RECORDS FOR THIS TASK:
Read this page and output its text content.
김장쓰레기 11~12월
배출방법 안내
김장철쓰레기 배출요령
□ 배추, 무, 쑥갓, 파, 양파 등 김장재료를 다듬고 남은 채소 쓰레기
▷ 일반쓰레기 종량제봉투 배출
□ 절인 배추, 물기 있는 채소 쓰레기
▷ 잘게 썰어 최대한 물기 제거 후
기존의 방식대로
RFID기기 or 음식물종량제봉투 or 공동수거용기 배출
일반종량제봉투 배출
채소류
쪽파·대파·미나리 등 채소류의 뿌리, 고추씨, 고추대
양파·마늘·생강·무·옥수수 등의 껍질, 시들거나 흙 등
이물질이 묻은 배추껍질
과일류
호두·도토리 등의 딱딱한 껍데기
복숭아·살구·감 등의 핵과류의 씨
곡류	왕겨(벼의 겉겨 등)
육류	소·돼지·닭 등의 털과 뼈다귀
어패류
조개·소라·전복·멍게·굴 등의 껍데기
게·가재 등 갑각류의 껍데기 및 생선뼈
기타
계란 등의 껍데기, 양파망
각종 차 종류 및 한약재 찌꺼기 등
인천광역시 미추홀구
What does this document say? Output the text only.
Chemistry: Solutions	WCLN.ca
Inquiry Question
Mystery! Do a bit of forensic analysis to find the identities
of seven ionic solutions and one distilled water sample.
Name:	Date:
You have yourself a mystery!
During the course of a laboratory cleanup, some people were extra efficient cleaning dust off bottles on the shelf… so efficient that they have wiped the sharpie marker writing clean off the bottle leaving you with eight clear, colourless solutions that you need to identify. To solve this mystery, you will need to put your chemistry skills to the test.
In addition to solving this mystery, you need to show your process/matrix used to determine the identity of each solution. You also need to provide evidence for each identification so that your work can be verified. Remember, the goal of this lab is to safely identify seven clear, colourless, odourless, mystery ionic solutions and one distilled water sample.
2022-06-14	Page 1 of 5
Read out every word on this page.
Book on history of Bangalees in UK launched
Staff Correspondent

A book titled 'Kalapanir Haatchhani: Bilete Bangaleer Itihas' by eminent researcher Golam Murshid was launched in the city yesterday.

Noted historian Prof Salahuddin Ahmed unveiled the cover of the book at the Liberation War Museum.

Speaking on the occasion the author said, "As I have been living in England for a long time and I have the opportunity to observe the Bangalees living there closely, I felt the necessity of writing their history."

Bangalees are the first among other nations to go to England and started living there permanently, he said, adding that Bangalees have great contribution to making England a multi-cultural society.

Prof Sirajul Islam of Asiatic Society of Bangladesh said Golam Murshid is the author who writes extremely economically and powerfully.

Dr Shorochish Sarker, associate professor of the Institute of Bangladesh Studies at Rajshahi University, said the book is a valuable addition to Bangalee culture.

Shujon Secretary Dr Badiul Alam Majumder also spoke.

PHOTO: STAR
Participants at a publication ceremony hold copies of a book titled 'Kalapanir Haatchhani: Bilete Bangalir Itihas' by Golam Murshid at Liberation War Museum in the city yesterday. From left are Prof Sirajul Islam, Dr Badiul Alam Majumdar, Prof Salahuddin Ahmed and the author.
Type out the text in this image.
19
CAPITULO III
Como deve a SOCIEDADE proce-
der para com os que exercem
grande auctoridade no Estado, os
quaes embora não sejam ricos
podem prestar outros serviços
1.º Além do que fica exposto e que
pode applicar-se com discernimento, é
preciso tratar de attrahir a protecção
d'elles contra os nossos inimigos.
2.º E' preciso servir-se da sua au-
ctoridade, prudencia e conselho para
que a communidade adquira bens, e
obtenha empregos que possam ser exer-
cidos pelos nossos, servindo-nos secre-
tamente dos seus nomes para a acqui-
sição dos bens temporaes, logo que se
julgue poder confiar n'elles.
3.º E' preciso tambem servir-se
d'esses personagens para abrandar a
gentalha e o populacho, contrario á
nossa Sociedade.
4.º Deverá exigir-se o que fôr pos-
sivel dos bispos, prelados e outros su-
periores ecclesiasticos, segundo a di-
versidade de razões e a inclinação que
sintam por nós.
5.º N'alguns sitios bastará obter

EXERCISE:
Everything from the line that contains "Type out the text in this image." through the end of the records must be duplicated exactly, and nothing outside that range.

IN RESPONSE:
Type out the text in this image.
19
CAPITULO III
Como deve a SOCIEDADE proce-
der para com os que exercem
grande auctoridade no Estado, os
quaes embora não sejam ricos
podem prestar outros serviços
1.º Além do que fica exposto e que
pode applicar-se com discernimento, é
preciso tratar de attrahir a protecção
d'elles contra os nossos inimigos.
2.º E' preciso servir-se da sua au-
ctoridade, prudencia e conselho para
que a communidade adquira bens, e
obtenha empregos que possam ser exer-
cidos pelos nossos, servindo-nos secre-
tamente dos seus nomes para a acqui-
sição dos bens temporaes, logo que se
julgue poder confiar n'elles.
3.º E' preciso tambem servir-se
d'esses personagens para abrandar a
gentalha e o populacho, contrario á
nossa Sociedade.
4.º Deverá exigir-se o que fôr pos-
sivel dos bispos, prelados e outros su-
periores ecclesiasticos, segundo a di-
versidade de razões e a inclinação que
sintam por nós.
5.º N'alguns sitios bastará obter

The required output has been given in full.